Pietro Orsolino (auch Orsolini, * Mailand[1]; † 1680 in Lockenhaus, Burgenland) war ein Architekt, Baumeister und Maurermeister.

Leben[Bearbeiten | Quelltext bearbeiten]

Pietro Orsolino[2] gehörte zu einer aus der Lombardei stammenden Baumeisterfamilie, die in Westungarn und der Steiermark arbeitete. Architekt Giovanni Battista Orsolino, als Wiener bezeichnet, organisierte ab 1636 die Bauten von Graf Ádám Batthyány. Die Verwandtschaft ist ungeklärt. Orsolino war Hausbesitzer ín Lockenhaus. Sein Sohn Domenico arbeitete in der Steiermark und wurde Grazer Hofbaumeister. Von 1667 bis 1700 baute er am Stift Stainz (Morpurgo, 1962, S. 145).[3] Der zweite Sohn Franz wechselte vom Maurergesellen zur Theologie und wurde nach seinem Studium Geistlicher des Augustinerconvents und Prior. Er beendete seine Laufbahn als Titularabt und Schlosspfarrer von Eisenstadt und starb 1700.

AUFGABE A: Nenne alle Personen, die im Text über Pietro Orsolino mit Vornamen vorkommen.
AUFGABE B: Zitiere aus dem Text über Pietro Orsolino alles von „Leben[Bearbeiten | Quelltext“ bis hinunter zu „und starb 1700.“.

DATENSATZAUSZÜGE:
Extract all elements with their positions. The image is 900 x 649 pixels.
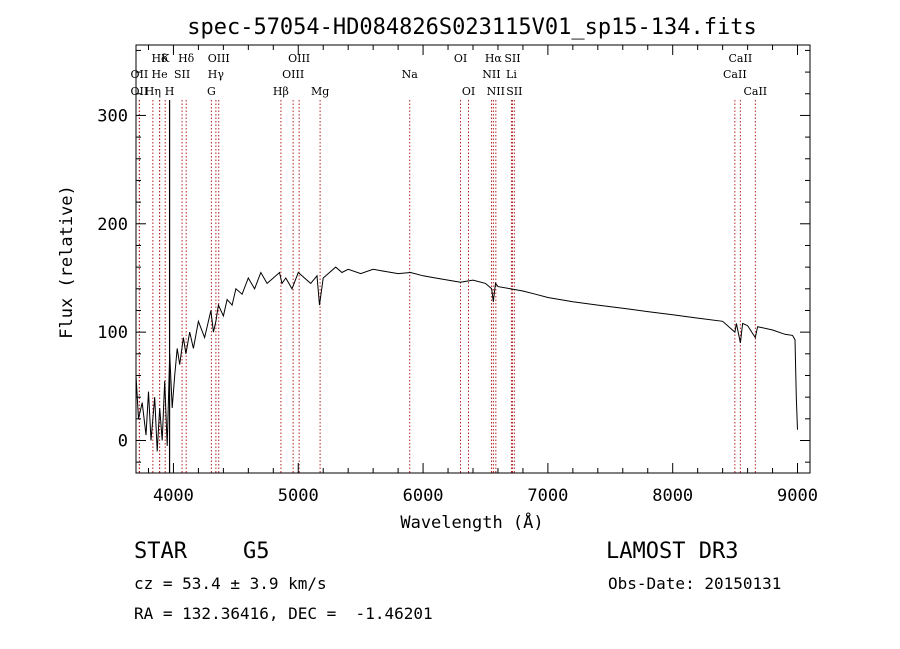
line-label: SII — [504, 52, 520, 65]
x-tick-label: 8000 — [652, 486, 693, 506]
x-axis-label: Wavelength (Å) — [400, 511, 543, 533]
x-tick-label: 7000 — [527, 486, 568, 506]
line-label: OII — [131, 68, 149, 81]
line-label: Li — [506, 68, 517, 81]
survey-label: LAMOST DR3 — [606, 539, 739, 564]
spectrum-chart: spec-57054-HD084826S023115V01_sp15-134.f… — [57, 15, 818, 533]
x-tick-label: 6000 — [403, 486, 444, 506]
obs-date-label: Obs-Date: 20150131 — [608, 574, 782, 593]
line-label: NII — [487, 85, 505, 98]
spectral-class-label: G5 — [243, 539, 270, 564]
line-label: Hη — [145, 85, 161, 98]
line-label: OI — [462, 85, 475, 98]
y-tick-label: 0 — [118, 431, 128, 451]
line-label: OIII — [208, 52, 230, 65]
coordinates-label: RA = 132.36416, DEC = -1.46201 — [134, 604, 433, 623]
line-label: CaII — [729, 52, 753, 65]
x-tick-label: 5000 — [278, 486, 319, 506]
line-label: OII — [131, 85, 149, 98]
line-label: SII — [174, 68, 190, 81]
line-label: Hδ — [151, 52, 168, 65]
line-label: OI — [454, 52, 467, 65]
x-tick-label: 4000 — [153, 486, 194, 506]
line-label: OIII — [288, 52, 310, 65]
line-label: Hα — [485, 52, 503, 65]
line-label: K — [161, 52, 170, 65]
redshift-label: cz = 53.4 ± 3.9 km/s — [134, 574, 327, 593]
line-label: OIII — [282, 68, 304, 81]
line-label: H — [165, 85, 175, 98]
object-type-label: STAR — [134, 539, 187, 564]
line-label: NII — [482, 68, 500, 81]
chart-title: spec-57054-HD084826S023115V01_sp15-134.f… — [187, 15, 757, 40]
y-tick-label: 300 — [97, 106, 128, 126]
plot-frame — [135, 44, 811, 474]
spectrum-line — [135, 266, 798, 452]
line-label: G — [207, 85, 216, 98]
line-label: Hβ — [273, 85, 289, 98]
line-label: Mg — [311, 85, 329, 98]
line-label: Na — [402, 68, 419, 81]
line-label: Hδ — [178, 52, 195, 65]
y-tick-label: 200 — [97, 215, 128, 235]
line-label: CaII — [743, 85, 767, 98]
line-label: SII — [506, 85, 522, 98]
x-tick-label: 9000 — [777, 486, 818, 506]
line-label: He — [152, 68, 168, 81]
y-axis-label: Flux (relative) — [57, 185, 77, 339]
line-label: Hγ — [208, 68, 225, 81]
line-label: CaII — [723, 68, 747, 81]
y-tick-label: 100 — [97, 323, 128, 343]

VOLLSTÄNDIGE LÖSUNG A:
- Pietro Orsolino
- Giovanni Battista Orsolino
- Ádám Batthyány
- Domenico
- Franz

VOLLSTÄNDIGE LÖSUNG B:
Leben[Bearbeiten | Quelltext bearbeiten]

Pietro Orsolino[2] gehörte zu einer aus der Lombardei stammenden Baumeisterfamilie, die in Westungarn und der Steiermark arbeitete. Architekt Giovanni Battista Orsolino, als Wiener bezeichnet, organisierte ab 1636 die Bauten von Graf Ádám Batthyány. Die Verwandtschaft ist ungeklärt. Orsolino war Hausbesitzer ín Lockenhaus. Sein Sohn Domenico arbeitete in der Steiermark und wurde Grazer Hofbaumeister. Von 1667 bis 1700 baute er am Stift Stainz (Morpurgo, 1962, S. 145).[3] Der zweite Sohn Franz wechselte vom Maurergesellen zur Theologie und wurde nach seinem Studium Geistlicher des Augustinerconvents und Prior. Er beendete seine Laufbahn als Titularabt und Schlosspfarrer von Eisenstadt und starb 1700.